PROBLEM TO WORK ON ::
Each entry has to be copied exactly, with nothing missed.

DATA LISTING ::
>>>>
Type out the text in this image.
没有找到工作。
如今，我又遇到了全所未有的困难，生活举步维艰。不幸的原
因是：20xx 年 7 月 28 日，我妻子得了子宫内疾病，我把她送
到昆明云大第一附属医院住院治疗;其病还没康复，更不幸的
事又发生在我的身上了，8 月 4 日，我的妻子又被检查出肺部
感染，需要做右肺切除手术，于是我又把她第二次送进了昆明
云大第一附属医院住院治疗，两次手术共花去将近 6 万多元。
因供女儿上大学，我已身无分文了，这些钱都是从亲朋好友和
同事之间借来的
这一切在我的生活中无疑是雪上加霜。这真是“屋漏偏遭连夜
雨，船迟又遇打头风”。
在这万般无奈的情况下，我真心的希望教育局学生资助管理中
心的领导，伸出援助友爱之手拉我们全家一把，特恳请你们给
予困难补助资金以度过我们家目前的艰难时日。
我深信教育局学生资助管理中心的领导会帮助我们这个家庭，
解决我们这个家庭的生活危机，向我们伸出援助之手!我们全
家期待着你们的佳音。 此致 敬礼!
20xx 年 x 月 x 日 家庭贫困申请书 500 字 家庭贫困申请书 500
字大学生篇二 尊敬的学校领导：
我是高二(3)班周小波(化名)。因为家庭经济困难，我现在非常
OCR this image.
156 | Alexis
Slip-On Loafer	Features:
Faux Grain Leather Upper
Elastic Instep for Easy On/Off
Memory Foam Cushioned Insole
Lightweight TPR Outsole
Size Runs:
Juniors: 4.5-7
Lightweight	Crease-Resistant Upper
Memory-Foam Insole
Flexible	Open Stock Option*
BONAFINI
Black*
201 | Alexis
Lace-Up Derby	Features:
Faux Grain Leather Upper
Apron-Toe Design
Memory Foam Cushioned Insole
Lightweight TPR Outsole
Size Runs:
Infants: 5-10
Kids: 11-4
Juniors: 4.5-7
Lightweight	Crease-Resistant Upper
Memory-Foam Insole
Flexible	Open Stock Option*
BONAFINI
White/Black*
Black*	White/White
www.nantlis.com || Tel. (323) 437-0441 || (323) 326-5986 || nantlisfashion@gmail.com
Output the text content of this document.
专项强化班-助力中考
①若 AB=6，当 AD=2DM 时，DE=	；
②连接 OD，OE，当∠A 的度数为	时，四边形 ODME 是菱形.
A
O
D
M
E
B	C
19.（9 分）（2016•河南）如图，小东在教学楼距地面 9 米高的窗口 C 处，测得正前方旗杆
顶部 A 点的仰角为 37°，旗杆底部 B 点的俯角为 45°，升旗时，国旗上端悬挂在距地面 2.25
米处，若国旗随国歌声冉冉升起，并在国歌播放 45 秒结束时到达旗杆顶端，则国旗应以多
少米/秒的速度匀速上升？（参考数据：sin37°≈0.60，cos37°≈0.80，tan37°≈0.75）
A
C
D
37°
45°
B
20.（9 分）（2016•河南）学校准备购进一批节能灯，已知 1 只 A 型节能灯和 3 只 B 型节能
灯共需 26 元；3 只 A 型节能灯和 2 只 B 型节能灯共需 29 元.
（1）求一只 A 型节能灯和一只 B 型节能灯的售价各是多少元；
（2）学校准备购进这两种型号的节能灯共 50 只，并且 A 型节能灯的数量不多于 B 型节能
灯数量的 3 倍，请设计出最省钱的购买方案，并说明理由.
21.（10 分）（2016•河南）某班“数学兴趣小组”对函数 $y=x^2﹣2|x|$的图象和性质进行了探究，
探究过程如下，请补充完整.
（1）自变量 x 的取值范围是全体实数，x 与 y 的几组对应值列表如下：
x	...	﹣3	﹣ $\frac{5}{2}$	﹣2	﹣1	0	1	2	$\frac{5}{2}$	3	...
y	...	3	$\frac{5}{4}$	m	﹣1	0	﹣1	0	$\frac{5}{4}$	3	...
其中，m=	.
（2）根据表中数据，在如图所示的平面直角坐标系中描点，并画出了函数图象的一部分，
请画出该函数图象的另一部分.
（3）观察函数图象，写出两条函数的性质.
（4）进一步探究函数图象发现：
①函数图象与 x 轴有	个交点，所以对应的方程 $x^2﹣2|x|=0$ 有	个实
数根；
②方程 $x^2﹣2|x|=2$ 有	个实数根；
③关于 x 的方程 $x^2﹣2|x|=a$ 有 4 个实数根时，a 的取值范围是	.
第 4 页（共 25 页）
<<<<
TASK SOLUTION ::
Type out the text in this image.
没有找到工作。
如今，我又遇到了全所未有的困难，生活举步维艰。不幸的原
因是：20xx 年 7 月 28 日，我妻子得了子宫内疾病，我把她送
到昆明云大第一附属医院住院治疗;其病还没康复，更不幸的
事又发生在我的身上了，8 月 4 日，我的妻子又被检查出肺部
感染，需要做右肺切除手术，于是我又把她第二次送进了昆明
云大第一附属医院住院治疗，两次手术共花去将近 6 万多元。
因供女儿上大学，我已身无分文了，这些钱都是从亲朋好友和
同事之间借来的
这一切在我的生活中无疑是雪上加霜。这真是“屋漏偏遭连夜
雨，船迟又遇打头风”。
在这万般无奈的情况下，我真心的希望教育局学生资助管理中
心的领导，伸出援助友爱之手拉我们全家一把，特恳请你们给
予困难补助资金以度过我们家目前的艰难时日。
我深信教育局学生资助管理中心的领导会帮助我们这个家庭，
解决我们这个家庭的生活危机，向我们伸出援助之手!我们全
家期待着你们的佳音。 此致 敬礼!
20xx 年 x 月 x 日 家庭贫困申请书 500 字 家庭贫困申请书 500
字大学生篇二 尊敬的学校领导：
我是高二(3)班周小波(化名)。因为家庭经济困难，我现在非常
OCR this image.
156 | Alexis
Slip-On Loafer	Features:
Faux Grain Leather Upper
Elastic Instep for Easy On/Off
Memory Foam Cushioned Insole
Lightweight TPR Outsole
Size Runs:
Juniors: 4.5-7
Lightweight	Crease-Resistant Upper
Memory-Foam Insole
Flexible	Open Stock Option*
BONAFINI
Black*
201 | Alexis
Lace-Up Derby	Features:
Faux Grain Leather Upper
Apron-Toe Design
Memory Foam Cushioned Insole
Lightweight TPR Outsole
Size Runs:
Infants: 5-10
Kids: 11-4
Juniors: 4.5-7
Lightweight	Crease-Resistant Upper
Memory-Foam Insole
Flexible	Open Stock Option*
BONAFINI
White/Black*
Black*	White/White
www.nantlis.com || Tel. (323) 437-0441 || (323) 326-5986 || nantlisfashion@gmail.com
Output the text content of this document.
专项强化班-助力中考
①若 AB=6，当 AD=2DM 时，DE=	；
②连接 OD，OE，当∠A 的度数为	时，四边形 ODME 是菱形.
A
O
D
M
E
B	C
19.（9 分）（2016•河南）如图，小东在教学楼距地面 9 米高的窗口 C 处，测得正前方旗杆
顶部 A 点的仰角为 37°，旗杆底部 B 点的俯角为 45°，升旗时，国旗上端悬挂在距地面 2.25
米处，若国旗随国歌声冉冉升起，并在国歌播放 45 秒结束时到达旗杆顶端，则国旗应以多
少米/秒的速度匀速上升？（参考数据：sin37°≈0.60，cos37°≈0.80，tan37°≈0.75）
A
C
D
37°
45°
B
20.（9 分）（2016•河南）学校准备购进一批节能灯，已知 1 只 A 型节能灯和 3 只 B 型节能
灯共需 26 元；3 只 A 型节能灯和 2 只 B 型节能灯共需 29 元.
（1）求一只 A 型节能灯和一只 B 型节能灯的售价各是多少元；
（2）学校准备购进这两种型号的节能灯共 50 只，并且 A 型节能灯的数量不多于 B 型节能
灯数量的 3 倍，请设计出最省钱的购买方案，并说明理由.
21.（10 分）（2016•河南）某班“数学兴趣小组”对函数 $y=x^2﹣2|x|$的图象和性质进行了探究，
探究过程如下，请补充完整.
（1）自变量 x 的取值范围是全体实数，x 与 y 的几组对应值列表如下：
x	...	﹣3	﹣ $\frac{5}{2}$	﹣2	﹣1	0	1	2	$\frac{5}{2}$	3	...
y	...	3	$\frac{5}{4}$	m	﹣1	0	﹣1	0	$\frac{5}{4}$	3	...
其中，m=	.
（2）根据表中数据，在如图所示的平面直角坐标系中描点，并画出了函数图象的一部分，
请画出该函数图象的另一部分.
（3）观察函数图象，写出两条函数的性质.
（4）进一步探究函数图象发现：
①函数图象与 x 轴有	个交点，所以对应的方程 $x^2﹣2|x|=0$ 有	个实
数根；
②方程 $x^2﹣2|x|=2$ 有	个实数根；
③关于 x 的方程 $x^2﹣2|x|=a$ 有 4 个实数根时，a 的取值范围是	.
第 4 页（共 25 页）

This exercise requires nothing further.